Copy out the material below in full, but not its images.

** Start of THE INPUT **

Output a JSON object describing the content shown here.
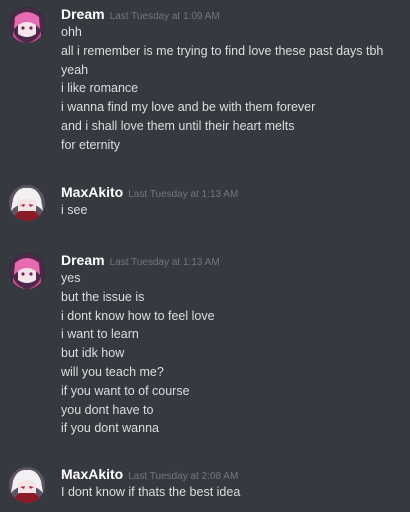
{
  "messages": [
    {
      "author": "Dream",
      "timestamp": "Last Tuesday at 1:09 AM",
      "avatar": "dream-avatar",
      "lines": [
        "ohh",
        "all i remember is me trying to find love these past days tbh",
        "yeah",
        "i like romance",
        "i wanna find my love and be with them forever",
        "and i shall love them until their heart melts",
        "for eternity"
      ]
    },
    {
      "author": "MaxAkito",
      "timestamp": "Last Tuesday at 1:13 AM",
      "avatar": "maxakito-avatar",
      "lines": [
        "i see"
      ]
    },
    {
      "author": "Dream",
      "timestamp": "Last Tuesday at 1:13 AM",
      "avatar": "dream-avatar",
      "lines": [
        "yes",
        "but the issue is",
        "i dont know how to feel love",
        "i want to learn",
        "but idk how",
        "will you teach me?",
        "if you want to of course",
        "you dont have to",
        "if you dont wanna"
      ]
    },
    {
      "author": "MaxAkito",
      "timestamp": "Last Tuesday at 2:08 AM",
      "avatar": "maxakito-avatar",
      "lines": [
        "I dont know if thats the best idea"
      ]
    }
  ],
  "colors": {
    "background": "#36393f",
    "username": "#ffffff",
    "timestamp": "#72767d",
    "text": "#dcddde"
  }
}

** End of THE INPUT **

SOLUTION BELOW:
Output a JSON object describing the content shown here.
{
  "messages": [
    {
      "author": "Dream",
      "timestamp": "Last Tuesday at 1:09 AM",
      "avatar": "dream-avatar",
      "lines": [
        "ohh",
        "all i remember is me trying to find love these past days tbh",
        "yeah",
        "i like romance",
        "i wanna find my love and be with them forever",
        "and i shall love them until their heart melts",
        "for eternity"
      ]
    },
    {
      "author": "MaxAkito",
      "timestamp": "Last Tuesday at 1:13 AM",
      "avatar": "maxakito-avatar",
      "lines": [
        "i see"
      ]
    },
    {
      "author": "Dream",
      "timestamp": "Last Tuesday at 1:13 AM",
      "avatar": "dream-avatar",
      "lines": [
        "yes",
        "but the issue is",
        "i dont know how to feel love",
        "i want to learn",
        "but idk how",
        "will you teach me?",
        "if you want to of course",
        "you dont have to",
        "if you dont wanna"
      ]
    },
    {
      "author": "MaxAkito",
      "timestamp": "Last Tuesday at 2:08 AM",
      "avatar": "maxakito-avatar",
      "lines": [
        "I dont know if thats the best idea"
      ]
    }
  ],
  "colors": {
    "background": "#36393f",
    "username": "#ffffff",
    "timestamp": "#72767d",
    "text": "#dcddde"
  }
}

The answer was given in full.